[Records shown]:

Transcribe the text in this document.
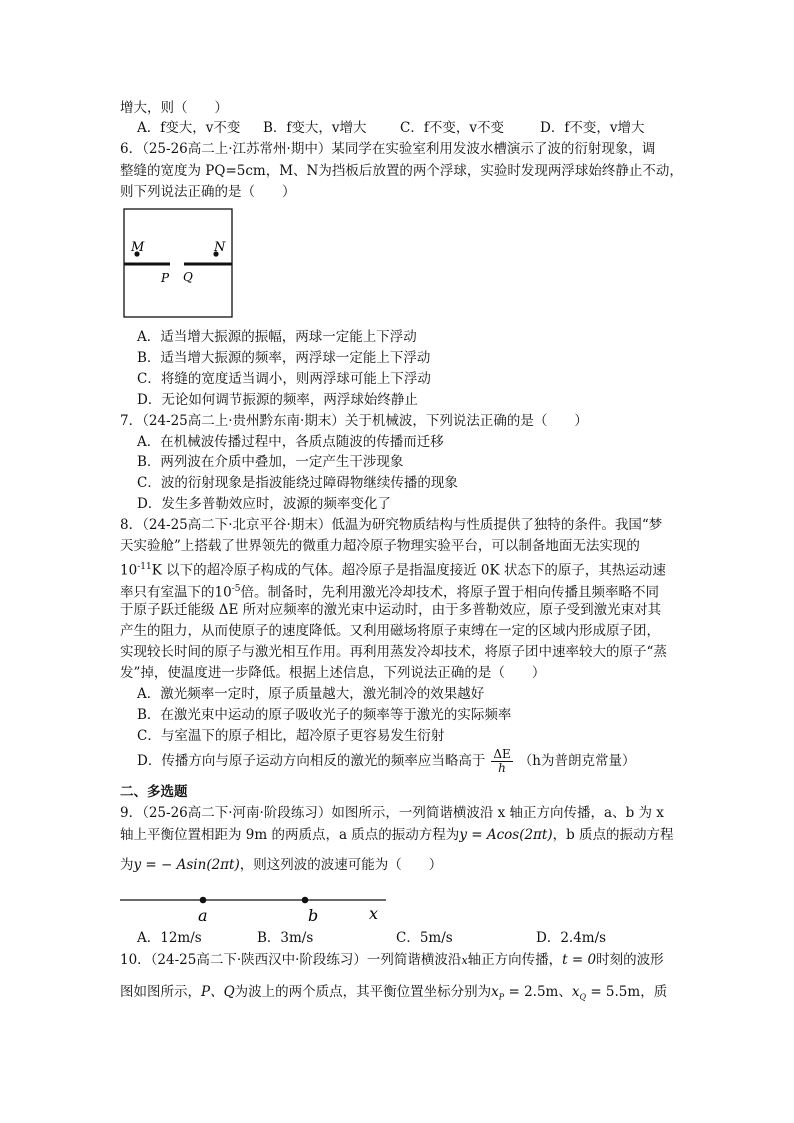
增大，则（　　）
A．f变大，v不变 B．f变大，v增大 C．f不变，v不变	D．f不变，v增大
6．（25-26高二上·江苏常州·期中）某同学在实验室利用发波水槽演示了波的衍射现象，调
整缝的宽度为 PQ=5cm，M、N为挡板后放置的两个浮球，实验时发现两浮球始终静止不动，
则下列说法正确的是（　　）
M	N
P Q
A．适当增大振源的振幅，两球一定能上下浮动
B．适当增大振源的频率，两浮球一定能上下浮动
C．将缝的宽度适当调小，则两浮球可能上下浮动
D．无论如何调节振源的频率，两浮球始终静止
7．（24-25高二上·贵州黔东南·期末）关于机械波，下列说法正确的是（　　）
A．在机械波传播过程中，各质点随波的传播而迁移
B．两列波在介质中叠加，一定产生干涉现象
C．波的衍射现象是指波能绕过障碍物继续传播的现象
D．发生多普勒效应时，波源的频率变化了
8．（24-25高二下·北京平谷·期末）低温为研究物质结构与性质提供了独特的条件。我国“梦
天实验舱”上搭载了世界领先的微重力超冷原子物理实验平台，可以制备地面无法实现的
$10^{-11}K$ 以下的超冷原子构成的气体。超冷原子是指温度接近 0K 状态下的原子，其热运动速
率只有室温下的$10^{-5}$倍。制备时，先利用激光冷却技术，将原子置于相向传播且频率略不同
于原子跃迁能级 ΔE 所对应频率的激光束中运动时，由于多普勒效应，原子受到激光束对其
产生的阻力，从而使原子的速度降低。又利用磁场将原子束缚在一定的区域内形成原子团，
实现较长时间的原子与激光相互作用。再利用蒸发冷却技术，将原子团中速率较大的原子“蒸
发”掉，使温度进一步降低。根据上述信息，下列说法正确的是（　　）
A．激光频率一定时，原子质量越大，激光制冷的效果越好
B．在激光束中运动的原子吸收光子的频率等于激光的实际频率
C．与室温下的原子相比，超冷原子更容易发生衍射
D．传播方向与原子运动方向相反的激光的频率应当略高于 $\frac{\Delta E}{h} (h$为普朗克常量）
二、多选题
9．（25-26高二下·河南·阶段练习）如图所示，一列简谐横波沿 x 轴正方向传播，a、b 为 x
轴上平衡位置相距为 9m 的两质点，a 质点的振动方程为y = Acos(2πt)，b 质点的振动方程
为y = − Asin(2πt)，则这列波的波速可能为（　　）
a	b	x
A．12m/s	B．3m/s	C．5m/s	D．2.4m/s
10．（24-25高二下·陕西汉中·阶段练习）一列简谐横波沿x轴正方向传播，t = 0时刻的波形
图如图所示，P、Q为波上的两个质点，其平衡位置坐标分别为$x_P = 2.5m$、$x_Q = 5.5m$，质
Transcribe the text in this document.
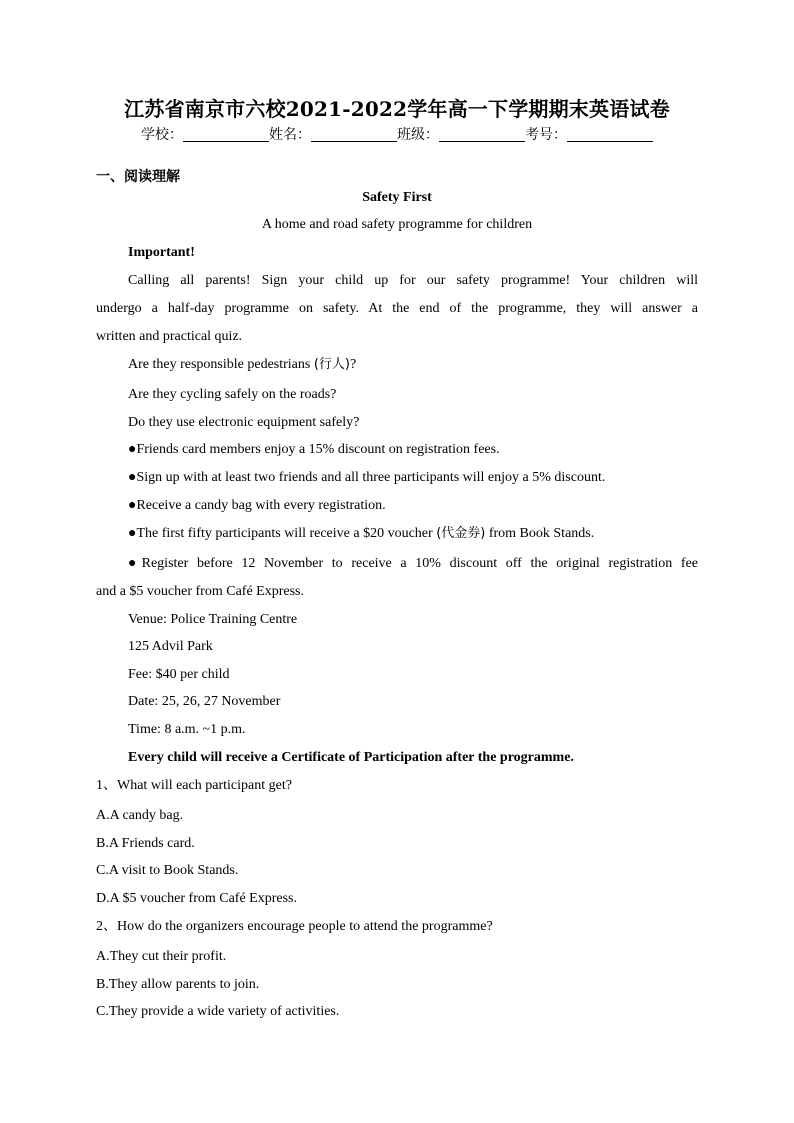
江苏省南京市六校2021-2022学年高一下学期期末英语试卷
学校：	姓名：	班级：	考号：
一、阅读理解
Safety First
A home and road safety programme for children
Important!
Calling all parents! Sign your child up for our safety programme! Your children will
undergo a half-day programme on safety. At the end of the programme, they will answer a
written and practical quiz.
Are they responsible pedestrians (行人)?
Are they cycling safely on the roads?
Do they use electronic equipment safely?
●Friends card members enjoy a 15% discount on registration fees.
●Sign up with at least two friends and all three participants will enjoy a 5% discount.
●Receive a candy bag with every registration.
●The first fifty participants will receive a $20 voucher (代金券) from Book Stands.
●Register before 12 November to receive a 10% discount off the original registration fee
and a $5 voucher from Café Express.
Venue: Police Training Centre
125 Advil Park
Fee: $40 per child
Date: 25, 26, 27 November
Time: 8 a.m. ~1 p.m.
Every child will receive a Certificate of Participation after the programme.
1、What will each participant get?
A.A candy bag.
B.A Friends card.
C.A visit to Book Stands.
D.A $5 voucher from Café Express.
2、How do the organizers encourage people to attend the programme?
A.They cut their profit.
B.They allow parents to join.
C.They provide a wide variety of activities.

[Goal]:
Reproduce all the records verbatim, excluding images.

[Task answer]:
Transcribe the text in this document.
增大，则（　　）
A．f变大，v不变 B．f变大，v增大 C．f不变，v不变	D．f不变，v增大
6．（25-26高二上·江苏常州·期中）某同学在实验室利用发波水槽演示了波的衍射现象，调
整缝的宽度为 PQ=5cm，M、N为挡板后放置的两个浮球，实验时发现两浮球始终静止不动，
则下列说法正确的是（　　）
M	N
P Q
A．适当增大振源的振幅，两球一定能上下浮动
B．适当增大振源的频率，两浮球一定能上下浮动
C．将缝的宽度适当调小，则两浮球可能上下浮动
D．无论如何调节振源的频率，两浮球始终静止
7．（24-25高二上·贵州黔东南·期末）关于机械波，下列说法正确的是（　　）
A．在机械波传播过程中，各质点随波的传播而迁移
B．两列波在介质中叠加，一定产生干涉现象
C．波的衍射现象是指波能绕过障碍物继续传播的现象
D．发生多普勒效应时，波源的频率变化了
8．（24-25高二下·北京平谷·期末）低温为研究物质结构与性质提供了独特的条件。我国“梦
天实验舱”上搭载了世界领先的微重力超冷原子物理实验平台，可以制备地面无法实现的
$10^{-11}K$ 以下的超冷原子构成的气体。超冷原子是指温度接近 0K 状态下的原子，其热运动速
率只有室温下的$10^{-5}$倍。制备时，先利用激光冷却技术，将原子置于相向传播且频率略不同
于原子跃迁能级 ΔE 所对应频率的激光束中运动时，由于多普勒效应，原子受到激光束对其
产生的阻力，从而使原子的速度降低。又利用磁场将原子束缚在一定的区域内形成原子团，
实现较长时间的原子与激光相互作用。再利用蒸发冷却技术，将原子团中速率较大的原子“蒸
发”掉，使温度进一步降低。根据上述信息，下列说法正确的是（　　）
A．激光频率一定时，原子质量越大，激光制冷的效果越好
B．在激光束中运动的原子吸收光子的频率等于激光的实际频率
C．与室温下的原子相比，超冷原子更容易发生衍射
D．传播方向与原子运动方向相反的激光的频率应当略高于 $\frac{\Delta E}{h} (h$为普朗克常量）
二、多选题
9．（25-26高二下·河南·阶段练习）如图所示，一列简谐横波沿 x 轴正方向传播，a、b 为 x
轴上平衡位置相距为 9m 的两质点，a 质点的振动方程为y = Acos(2πt)，b 质点的振动方程
为y = − Asin(2πt)，则这列波的波速可能为（　　）
a	b	x
A．12m/s	B．3m/s	C．5m/s	D．2.4m/s
10．（24-25高二下·陕西汉中·阶段练习）一列简谐横波沿x轴正方向传播，t = 0时刻的波形
图如图所示，P、Q为波上的两个质点，其平衡位置坐标分别为$x_P = 2.5m$、$x_Q = 5.5m$，质
Transcribe the text in this document.
江苏省南京市六校2021-2022学年高一下学期期末英语试卷
学校：	姓名：	班级：	考号：
一、阅读理解
Safety First
A home and road safety programme for children
Important!
Calling all parents! Sign your child up for our safety programme! Your children will
undergo a half-day programme on safety. At the end of the programme, they will answer a
written and practical quiz.
Are they responsible pedestrians (行人)?
Are they cycling safely on the roads?
Do they use electronic equipment safely?
●Friends card members enjoy a 15% discount on registration fees.
●Sign up with at least two friends and all three participants will enjoy a 5% discount.
●Receive a candy bag with every registration.
●The first fifty participants will receive a $20 voucher (代金券) from Book Stands.
●Register before 12 November to receive a 10% discount off the original registration fee
and a $5 voucher from Café Express.
Venue: Police Training Centre
125 Advil Park
Fee: $40 per child
Date: 25, 26, 27 November
Time: 8 a.m. ~1 p.m.
Every child will receive a Certificate of Participation after the programme.
1、What will each participant get?
A.A candy bag.
B.A Friends card.
C.A visit to Book Stands.
D.A $5 voucher from Café Express.
2、How do the organizers encourage people to attend the programme?
A.They cut their profit.
B.They allow parents to join.
C.They provide a wide variety of activities.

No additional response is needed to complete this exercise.